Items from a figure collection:
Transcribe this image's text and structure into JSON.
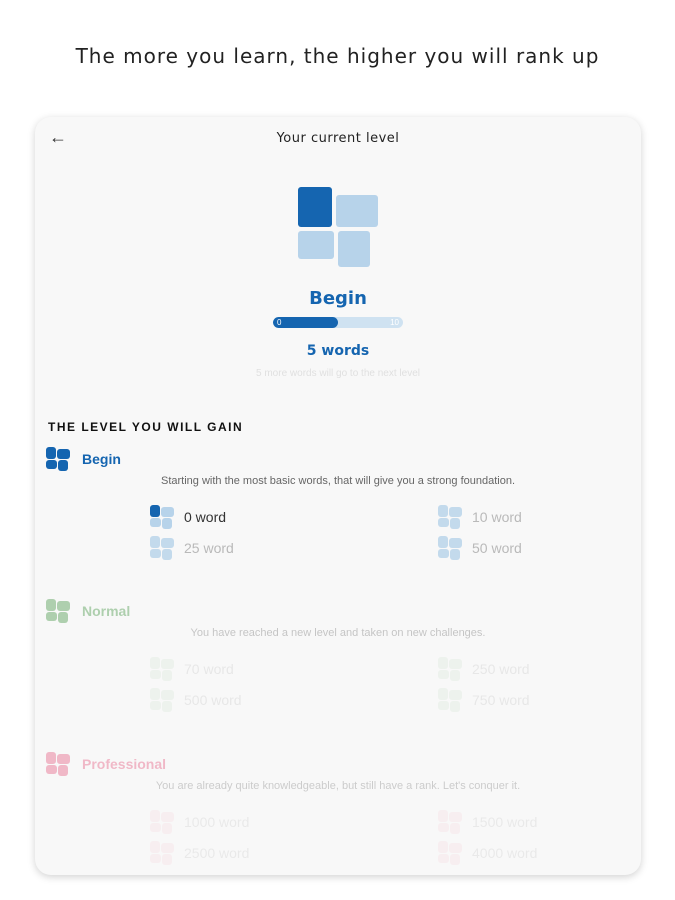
{
  "caption": "The more you learn, the higher you will rank up",
  "header": {
    "title": "Your current level",
    "back_icon": "arrow-left-icon"
  },
  "current": {
    "name": "Begin",
    "progress_min": "0",
    "progress_max": "10",
    "progress_fraction": 0.5,
    "words": "5 words",
    "hint": "5 more words will go to the next level",
    "color": "#1565b0"
  },
  "section_title": "THE LEVEL YOU WILL GAIN",
  "levels": [
    {
      "name": "Begin",
      "color": "#1565b0",
      "light": "#b7d3ea",
      "opacity": 1,
      "description": "Starting with the most basic words, that will give you a strong foundation.",
      "milestones": [
        {
          "label": "0 word",
          "active": true
        },
        {
          "label": "10 word"
        },
        {
          "label": "25 word"
        },
        {
          "label": "50 word"
        }
      ]
    },
    {
      "name": "Normal",
      "color": "#8fbf8f",
      "light": "#c6ddc6",
      "opacity": 0.35,
      "description": "You have reached a new level and taken on new challenges.",
      "milestones": [
        {
          "label": "70 word"
        },
        {
          "label": "250 word"
        },
        {
          "label": "500 word"
        },
        {
          "label": "750 word"
        }
      ]
    },
    {
      "name": "Professional",
      "color": "#ec8fa8",
      "light": "#f5c4d1",
      "opacity": 0.3,
      "description": "You are already quite knowledgeable, but still have a rank. Let's conquer it.",
      "milestones": [
        {
          "label": "1000 word"
        },
        {
          "label": "1500 word"
        },
        {
          "label": "2500 word"
        },
        {
          "label": "4000 word"
        }
      ]
    }
  ]
}
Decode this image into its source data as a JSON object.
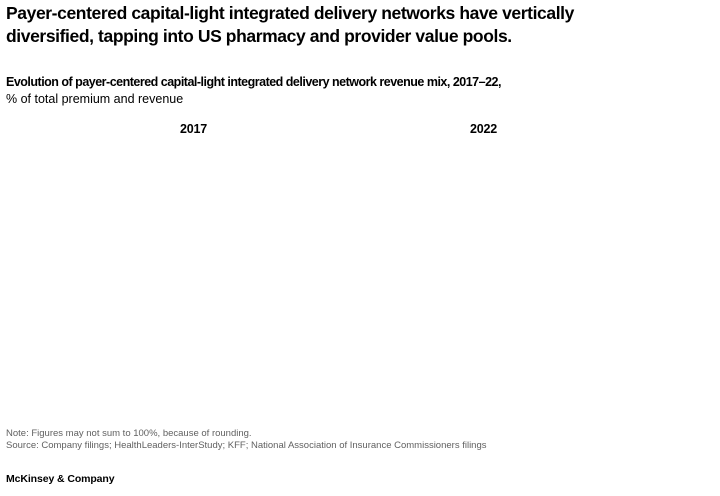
{
  "page": {
    "background": "#ffffff"
  },
  "title": {
    "line1": "Payer-centered capital-light integrated delivery networks have vertically",
    "line2": "diversified, tapping into US pharmacy and provider value pools."
  },
  "exhibit": {
    "heading_bold": "Evolution of payer-centered capital-light integrated delivery network revenue mix, 2017–22,",
    "heading_unit": "% of total premium and revenue",
    "column_labels": [
      {
        "label": "2017"
      },
      {
        "label": "2022"
      }
    ]
  },
  "chart_data": {
    "type": "bar",
    "title": "Evolution of payer-centered capital-light integrated delivery network revenue mix, 2017–22",
    "ylabel": "% of total premium and revenue",
    "categories": [
      "2017",
      "2022"
    ],
    "series": [],
    "layout": "two-column comparison by year; plot area is blank/unrendered in the screenshot — only the year column headers are visible, no bars, segment values, or legend"
  },
  "footnotes": {
    "note": "Note: Figures may not sum to 100%, because of rounding.",
    "source": "Source: Company filings; HealthLeaders-InterStudy; KFF; National Association of Insurance Commissioners filings"
  },
  "footer": {
    "brand": "McKinsey & Company"
  },
  "colors": {
    "text": "#000000",
    "footnote_gray": "#616161",
    "background": "#ffffff"
  }
}
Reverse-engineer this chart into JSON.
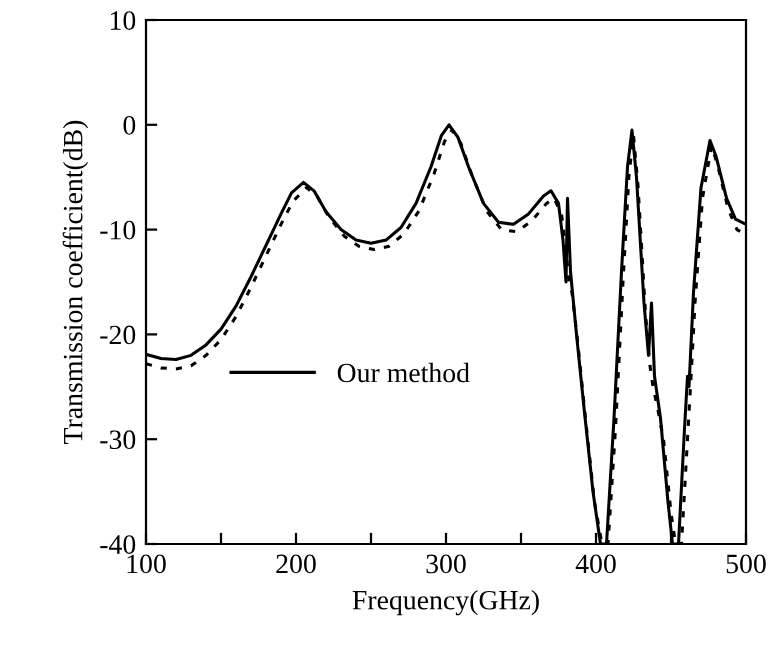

Requirements
Transcribe the material exactly, leaving every picture out.

The result
Transcribe this image's text and structure into JSON.
{
  "caption": "The more you learn, the higher you will rank up",
  "header": {
    "title": "Your current level",
    "back_icon": "arrow-left-icon"
  },
  "current": {
    "name": "Begin",
    "progress_min": "0",
    "progress_max": "10",
    "progress_fraction": 0.5,
    "words": "5 words",
    "hint": "5 more words will go to the next level",
    "color": "#1565b0"
  },
  "section_title": "THE LEVEL YOU WILL GAIN",
  "levels": [
    {
      "name": "Begin",
      "color": "#1565b0",
      "light": "#b7d3ea",
      "opacity": 1,
      "description": "Starting with the most basic words, that will give you a strong foundation.",
      "milestones": [
        {
          "label": "0 word",
          "active": true
        },
        {
          "label": "10 word"
        },
        {
          "label": "25 word"
        },
        {
          "label": "50 word"
        }
      ]
    },
    {
      "name": "Normal",
      "color": "#8fbf8f",
      "light": "#c6ddc6",
      "opacity": 0.35,
      "description": "You have reached a new level and taken on new challenges.",
      "milestones": [
        {
          "label": "70 word"
        },
        {
          "label": "250 word"
        },
        {
          "label": "500 word"
        },
        {
          "label": "750 word"
        }
      ]
    },
    {
      "name": "Professional",
      "color": "#ec8fa8",
      "light": "#f5c4d1",
      "opacity": 0.3,
      "description": "You are already quite knowledgeable, but still have a rank. Let's conquer it.",
      "milestones": [
        {
          "label": "1000 word"
        },
        {
          "label": "1500 word"
        },
        {
          "label": "2500 word"
        },
        {
          "label": "4000 word"
        }
      ]
    }
  ]
}
Decode this image into its source data as a JSON object.
{
  "page": {
    "background": "#ffffff"
  },
  "title": {
    "line1": "Payer-centered capital-light integrated delivery networks have vertically",
    "line2": "diversified, tapping into US pharmacy and provider value pools."
  },
  "exhibit": {
    "heading_bold": "Evolution of payer-centered capital-light integrated delivery network revenue mix, 2017–22,",
    "heading_unit": "% of total premium and revenue",
    "column_labels": [
      {
        "label": "2017"
      },
      {
        "label": "2022"
      }
    ]
  },
  "chart_data": {
    "type": "bar",
    "title": "Evolution of payer-centered capital-light integrated delivery network revenue mix, 2017–22",
    "ylabel": "% of total premium and revenue",
    "categories": [
      "2017",
      "2022"
    ],
    "series": [],
    "layout": "two-column comparison by year; plot area is blank/unrendered in the screenshot — only the year column headers are visible, no bars, segment values, or legend"
  },
  "footnotes": {
    "note": "Note: Figures may not sum to 100%, because of rounding.",
    "source": "Source: Company filings; HealthLeaders-InterStudy; KFF; National Association of Insurance Commissioners filings"
  },
  "footer": {
    "brand": "McKinsey & Company"
  },
  "colors": {
    "text": "#000000",
    "footnote_gray": "#616161",
    "background": "#ffffff"
  }
}
Reverse-engineer this chart into JSON.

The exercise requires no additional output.